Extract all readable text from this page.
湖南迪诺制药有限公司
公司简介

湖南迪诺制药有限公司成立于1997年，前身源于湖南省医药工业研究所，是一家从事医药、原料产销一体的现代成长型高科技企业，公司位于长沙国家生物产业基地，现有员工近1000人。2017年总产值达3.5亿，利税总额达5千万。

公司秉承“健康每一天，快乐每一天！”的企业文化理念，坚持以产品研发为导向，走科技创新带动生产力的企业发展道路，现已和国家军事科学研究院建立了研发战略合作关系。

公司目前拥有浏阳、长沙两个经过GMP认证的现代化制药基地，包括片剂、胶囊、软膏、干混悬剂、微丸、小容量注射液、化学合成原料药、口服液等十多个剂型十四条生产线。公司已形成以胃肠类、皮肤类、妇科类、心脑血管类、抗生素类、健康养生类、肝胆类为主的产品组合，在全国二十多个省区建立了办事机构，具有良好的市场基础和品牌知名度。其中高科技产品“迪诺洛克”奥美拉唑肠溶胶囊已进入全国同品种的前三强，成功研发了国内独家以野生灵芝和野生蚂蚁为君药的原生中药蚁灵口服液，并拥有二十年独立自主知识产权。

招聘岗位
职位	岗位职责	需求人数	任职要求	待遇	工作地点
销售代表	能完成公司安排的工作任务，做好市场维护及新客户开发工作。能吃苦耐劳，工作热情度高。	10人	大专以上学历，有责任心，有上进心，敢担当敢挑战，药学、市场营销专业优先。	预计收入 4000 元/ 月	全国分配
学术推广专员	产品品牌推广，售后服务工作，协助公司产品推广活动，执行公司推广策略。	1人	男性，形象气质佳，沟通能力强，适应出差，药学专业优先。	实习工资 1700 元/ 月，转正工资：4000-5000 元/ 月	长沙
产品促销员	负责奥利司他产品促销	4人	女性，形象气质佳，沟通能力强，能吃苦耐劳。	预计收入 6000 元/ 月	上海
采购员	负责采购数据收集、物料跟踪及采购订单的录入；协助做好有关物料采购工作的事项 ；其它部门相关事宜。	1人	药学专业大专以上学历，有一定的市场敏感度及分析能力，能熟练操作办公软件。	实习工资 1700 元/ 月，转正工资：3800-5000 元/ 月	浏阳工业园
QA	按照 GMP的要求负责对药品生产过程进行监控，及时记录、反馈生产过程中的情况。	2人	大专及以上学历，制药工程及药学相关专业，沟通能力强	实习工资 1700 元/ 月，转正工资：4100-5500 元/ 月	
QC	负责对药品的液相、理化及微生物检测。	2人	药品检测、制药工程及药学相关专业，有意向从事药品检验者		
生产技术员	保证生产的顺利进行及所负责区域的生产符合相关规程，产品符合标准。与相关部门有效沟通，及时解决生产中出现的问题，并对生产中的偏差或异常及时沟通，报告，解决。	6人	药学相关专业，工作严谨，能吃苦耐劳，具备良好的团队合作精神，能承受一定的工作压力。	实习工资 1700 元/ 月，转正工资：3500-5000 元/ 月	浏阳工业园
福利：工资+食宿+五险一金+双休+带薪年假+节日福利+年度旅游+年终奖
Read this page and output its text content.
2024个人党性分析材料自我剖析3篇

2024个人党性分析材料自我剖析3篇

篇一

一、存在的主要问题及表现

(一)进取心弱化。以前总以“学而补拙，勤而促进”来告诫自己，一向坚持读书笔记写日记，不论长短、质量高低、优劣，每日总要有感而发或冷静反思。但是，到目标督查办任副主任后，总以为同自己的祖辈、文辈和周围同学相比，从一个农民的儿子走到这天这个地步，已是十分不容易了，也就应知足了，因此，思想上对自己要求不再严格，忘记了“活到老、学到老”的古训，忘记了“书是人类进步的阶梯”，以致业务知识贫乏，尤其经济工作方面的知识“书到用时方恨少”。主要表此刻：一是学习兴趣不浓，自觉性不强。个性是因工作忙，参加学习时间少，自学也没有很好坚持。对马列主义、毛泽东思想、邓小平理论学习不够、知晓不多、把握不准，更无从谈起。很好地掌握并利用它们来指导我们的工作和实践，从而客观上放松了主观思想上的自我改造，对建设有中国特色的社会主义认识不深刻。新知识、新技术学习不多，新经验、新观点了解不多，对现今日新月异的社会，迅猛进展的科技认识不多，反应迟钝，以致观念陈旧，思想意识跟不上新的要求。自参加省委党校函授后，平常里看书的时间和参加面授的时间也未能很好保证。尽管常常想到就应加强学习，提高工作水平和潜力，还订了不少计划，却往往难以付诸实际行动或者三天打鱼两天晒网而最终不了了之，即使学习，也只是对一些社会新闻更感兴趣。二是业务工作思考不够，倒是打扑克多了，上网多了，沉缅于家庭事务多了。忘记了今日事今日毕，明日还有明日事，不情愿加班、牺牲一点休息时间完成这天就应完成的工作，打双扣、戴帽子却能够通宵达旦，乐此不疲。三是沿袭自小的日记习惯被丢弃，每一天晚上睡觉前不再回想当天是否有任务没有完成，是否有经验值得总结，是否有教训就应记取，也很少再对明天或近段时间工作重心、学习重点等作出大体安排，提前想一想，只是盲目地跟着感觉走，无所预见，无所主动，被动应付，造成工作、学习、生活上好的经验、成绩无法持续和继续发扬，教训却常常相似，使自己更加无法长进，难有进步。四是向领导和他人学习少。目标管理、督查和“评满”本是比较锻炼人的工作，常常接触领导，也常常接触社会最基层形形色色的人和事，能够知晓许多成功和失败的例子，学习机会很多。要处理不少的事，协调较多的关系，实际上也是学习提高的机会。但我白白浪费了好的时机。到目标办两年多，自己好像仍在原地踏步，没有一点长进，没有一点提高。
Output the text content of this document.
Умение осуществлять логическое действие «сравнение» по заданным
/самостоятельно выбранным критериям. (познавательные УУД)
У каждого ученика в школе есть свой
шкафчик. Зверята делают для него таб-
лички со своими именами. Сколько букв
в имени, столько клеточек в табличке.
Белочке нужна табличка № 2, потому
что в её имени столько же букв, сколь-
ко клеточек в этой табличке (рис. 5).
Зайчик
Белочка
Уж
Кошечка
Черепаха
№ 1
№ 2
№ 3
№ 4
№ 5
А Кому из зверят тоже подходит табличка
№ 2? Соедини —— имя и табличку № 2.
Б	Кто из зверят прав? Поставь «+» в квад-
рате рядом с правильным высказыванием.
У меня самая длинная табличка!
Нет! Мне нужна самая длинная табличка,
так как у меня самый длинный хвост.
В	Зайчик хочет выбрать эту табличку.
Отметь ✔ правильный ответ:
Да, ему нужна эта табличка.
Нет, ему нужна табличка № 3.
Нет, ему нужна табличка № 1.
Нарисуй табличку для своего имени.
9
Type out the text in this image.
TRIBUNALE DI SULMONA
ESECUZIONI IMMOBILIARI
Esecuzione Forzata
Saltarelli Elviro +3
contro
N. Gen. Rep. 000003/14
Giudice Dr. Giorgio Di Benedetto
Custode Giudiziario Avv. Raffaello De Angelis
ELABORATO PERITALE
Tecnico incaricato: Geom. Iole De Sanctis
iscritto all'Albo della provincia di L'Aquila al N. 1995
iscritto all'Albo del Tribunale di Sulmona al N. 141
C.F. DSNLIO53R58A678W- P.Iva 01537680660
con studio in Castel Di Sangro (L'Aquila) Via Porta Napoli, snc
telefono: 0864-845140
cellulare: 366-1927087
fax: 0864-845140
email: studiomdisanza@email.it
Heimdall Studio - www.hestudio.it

******************************

Each line holding the word "табличка" counts once; report the total and nothing else.

7